[Set exercise]
Write out the full listing exactly as given, minus the images.

· · ·

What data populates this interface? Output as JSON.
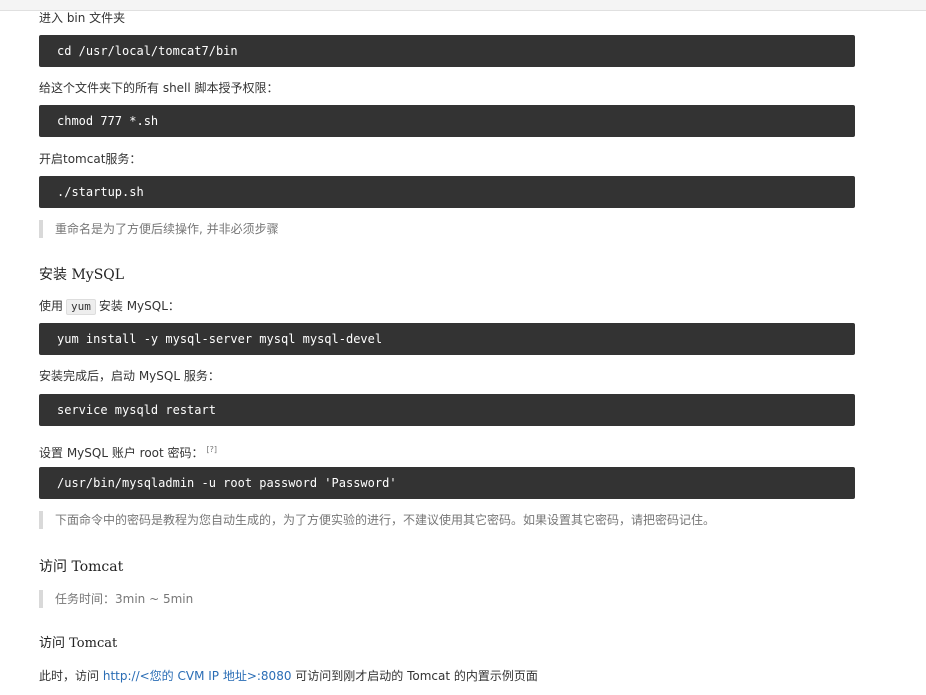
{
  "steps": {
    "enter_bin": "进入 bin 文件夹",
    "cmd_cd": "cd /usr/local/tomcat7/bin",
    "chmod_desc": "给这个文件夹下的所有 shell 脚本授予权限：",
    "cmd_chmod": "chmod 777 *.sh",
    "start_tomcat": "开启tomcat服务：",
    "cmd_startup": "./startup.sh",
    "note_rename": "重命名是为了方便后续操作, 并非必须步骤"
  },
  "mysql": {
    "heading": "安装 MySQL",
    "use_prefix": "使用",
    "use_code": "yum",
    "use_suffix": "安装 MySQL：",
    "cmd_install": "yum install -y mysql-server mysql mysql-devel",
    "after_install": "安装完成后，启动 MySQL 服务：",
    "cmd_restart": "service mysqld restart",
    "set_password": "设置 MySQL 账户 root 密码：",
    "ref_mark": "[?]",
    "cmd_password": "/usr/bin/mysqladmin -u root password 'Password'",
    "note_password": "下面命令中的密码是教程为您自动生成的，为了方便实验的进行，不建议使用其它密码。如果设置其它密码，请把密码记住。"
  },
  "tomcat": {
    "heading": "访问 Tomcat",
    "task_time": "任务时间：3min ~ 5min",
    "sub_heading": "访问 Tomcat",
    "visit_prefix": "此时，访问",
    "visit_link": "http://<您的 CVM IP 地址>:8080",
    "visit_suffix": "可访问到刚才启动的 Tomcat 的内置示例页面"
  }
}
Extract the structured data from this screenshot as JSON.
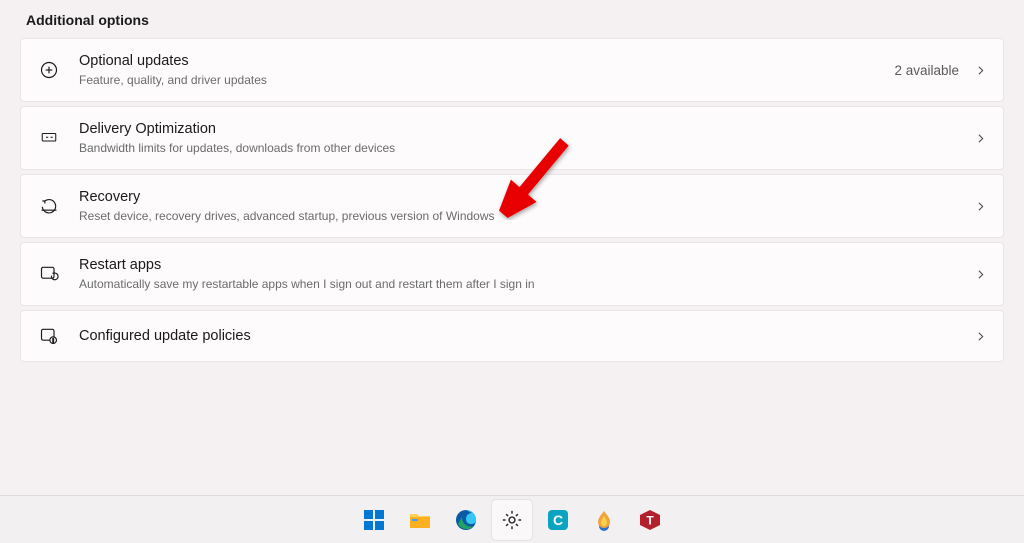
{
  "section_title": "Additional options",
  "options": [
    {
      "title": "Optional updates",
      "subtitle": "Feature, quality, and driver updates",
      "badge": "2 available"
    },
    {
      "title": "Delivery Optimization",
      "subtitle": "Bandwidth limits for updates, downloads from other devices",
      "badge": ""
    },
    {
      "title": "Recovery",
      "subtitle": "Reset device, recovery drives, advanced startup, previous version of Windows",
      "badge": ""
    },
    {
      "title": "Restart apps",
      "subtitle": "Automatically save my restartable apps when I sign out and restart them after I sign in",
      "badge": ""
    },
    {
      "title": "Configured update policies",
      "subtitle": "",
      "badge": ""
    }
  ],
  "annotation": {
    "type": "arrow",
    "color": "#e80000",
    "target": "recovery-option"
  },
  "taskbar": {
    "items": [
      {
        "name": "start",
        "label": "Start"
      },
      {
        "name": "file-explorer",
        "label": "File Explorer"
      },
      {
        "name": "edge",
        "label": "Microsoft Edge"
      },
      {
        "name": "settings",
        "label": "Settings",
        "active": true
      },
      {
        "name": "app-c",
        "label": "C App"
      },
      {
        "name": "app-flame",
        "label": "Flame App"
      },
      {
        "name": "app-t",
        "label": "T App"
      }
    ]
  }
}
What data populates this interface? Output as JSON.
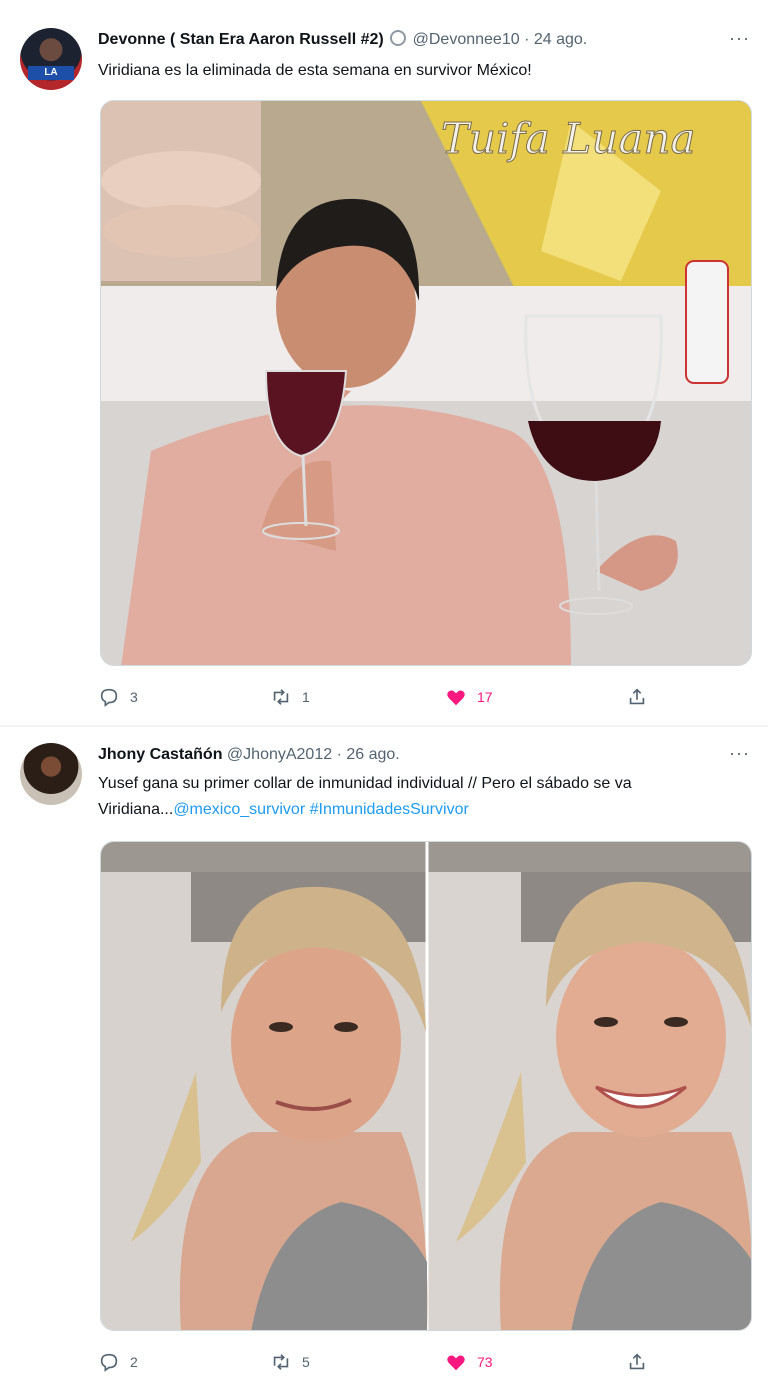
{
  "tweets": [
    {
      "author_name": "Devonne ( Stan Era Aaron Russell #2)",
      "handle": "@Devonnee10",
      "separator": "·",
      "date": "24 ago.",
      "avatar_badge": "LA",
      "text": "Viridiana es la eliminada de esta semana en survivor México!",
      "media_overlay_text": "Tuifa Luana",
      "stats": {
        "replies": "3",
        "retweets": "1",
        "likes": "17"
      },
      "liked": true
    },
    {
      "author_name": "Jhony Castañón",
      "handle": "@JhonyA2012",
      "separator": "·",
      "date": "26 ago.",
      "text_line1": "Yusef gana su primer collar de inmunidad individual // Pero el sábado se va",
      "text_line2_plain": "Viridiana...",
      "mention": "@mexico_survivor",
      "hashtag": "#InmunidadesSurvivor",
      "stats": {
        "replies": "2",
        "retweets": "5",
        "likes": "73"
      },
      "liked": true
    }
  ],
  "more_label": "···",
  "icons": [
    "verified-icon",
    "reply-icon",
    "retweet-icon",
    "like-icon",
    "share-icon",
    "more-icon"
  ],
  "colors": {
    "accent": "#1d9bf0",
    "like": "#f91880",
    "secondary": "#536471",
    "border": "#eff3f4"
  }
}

· · ·

[Reply]
What data populates this interface? Output as JSON.
{
  "steps": {
    "enter_bin": "进入 bin 文件夹",
    "cmd_cd": "cd /usr/local/tomcat7/bin",
    "chmod_desc": "给这个文件夹下的所有 shell 脚本授予权限：",
    "cmd_chmod": "chmod 777 *.sh",
    "start_tomcat": "开启tomcat服务：",
    "cmd_startup": "./startup.sh",
    "note_rename": "重命名是为了方便后续操作, 并非必须步骤"
  },
  "mysql": {
    "heading": "安装 MySQL",
    "use_prefix": "使用",
    "use_code": "yum",
    "use_suffix": "安装 MySQL：",
    "cmd_install": "yum install -y mysql-server mysql mysql-devel",
    "after_install": "安装完成后，启动 MySQL 服务：",
    "cmd_restart": "service mysqld restart",
    "set_password": "设置 MySQL 账户 root 密码：",
    "ref_mark": "[?]",
    "cmd_password": "/usr/bin/mysqladmin -u root password 'Password'",
    "note_password": "下面命令中的密码是教程为您自动生成的，为了方便实验的进行，不建议使用其它密码。如果设置其它密码，请把密码记住。"
  },
  "tomcat": {
    "heading": "访问 Tomcat",
    "task_time": "任务时间：3min ~ 5min",
    "sub_heading": "访问 Tomcat",
    "visit_prefix": "此时，访问",
    "visit_link": "http://<您的 CVM IP 地址>:8080",
    "visit_suffix": "可访问到刚才启动的 Tomcat 的内置示例页面"
  }
}
Extract the structured data from this screenshot as JSON.
{
  "section_title": "Additional options",
  "options": [
    {
      "title": "Optional updates",
      "subtitle": "Feature, quality, and driver updates",
      "badge": "2 available"
    },
    {
      "title": "Delivery Optimization",
      "subtitle": "Bandwidth limits for updates, downloads from other devices",
      "badge": ""
    },
    {
      "title": "Recovery",
      "subtitle": "Reset device, recovery drives, advanced startup, previous version of Windows",
      "badge": ""
    },
    {
      "title": "Restart apps",
      "subtitle": "Automatically save my restartable apps when I sign out and restart them after I sign in",
      "badge": ""
    },
    {
      "title": "Configured update policies",
      "subtitle": "",
      "badge": ""
    }
  ],
  "annotation": {
    "type": "arrow",
    "color": "#e80000",
    "target": "recovery-option"
  },
  "taskbar": {
    "items": [
      {
        "name": "start",
        "label": "Start"
      },
      {
        "name": "file-explorer",
        "label": "File Explorer"
      },
      {
        "name": "edge",
        "label": "Microsoft Edge"
      },
      {
        "name": "settings",
        "label": "Settings",
        "active": true
      },
      {
        "name": "app-c",
        "label": "C App"
      },
      {
        "name": "app-flame",
        "label": "Flame App"
      },
      {
        "name": "app-t",
        "label": "T App"
      }
    ]
  }
}
What data populates this interface? Output as JSON.
{
  "tweets": [
    {
      "author_name": "Devonne ( Stan Era Aaron Russell #2)",
      "handle": "@Devonnee10",
      "separator": "·",
      "date": "24 ago.",
      "avatar_badge": "LA",
      "text": "Viridiana es la eliminada de esta semana en survivor México!",
      "media_overlay_text": "Tuifa Luana",
      "stats": {
        "replies": "3",
        "retweets": "1",
        "likes": "17"
      },
      "liked": true
    },
    {
      "author_name": "Jhony Castañón",
      "handle": "@JhonyA2012",
      "separator": "·",
      "date": "26 ago.",
      "text_line1": "Yusef gana su primer collar de inmunidad individual // Pero el sábado se va",
      "text_line2_plain": "Viridiana...",
      "mention": "@mexico_survivor",
      "hashtag": "#InmunidadesSurvivor",
      "stats": {
        "replies": "2",
        "retweets": "5",
        "likes": "73"
      },
      "liked": true
    }
  ],
  "more_label": "···",
  "icons": [
    "verified-icon",
    "reply-icon",
    "retweet-icon",
    "like-icon",
    "share-icon",
    "more-icon"
  ],
  "colors": {
    "accent": "#1d9bf0",
    "like": "#f91880",
    "secondary": "#536471",
    "border": "#eff3f4"
  }
}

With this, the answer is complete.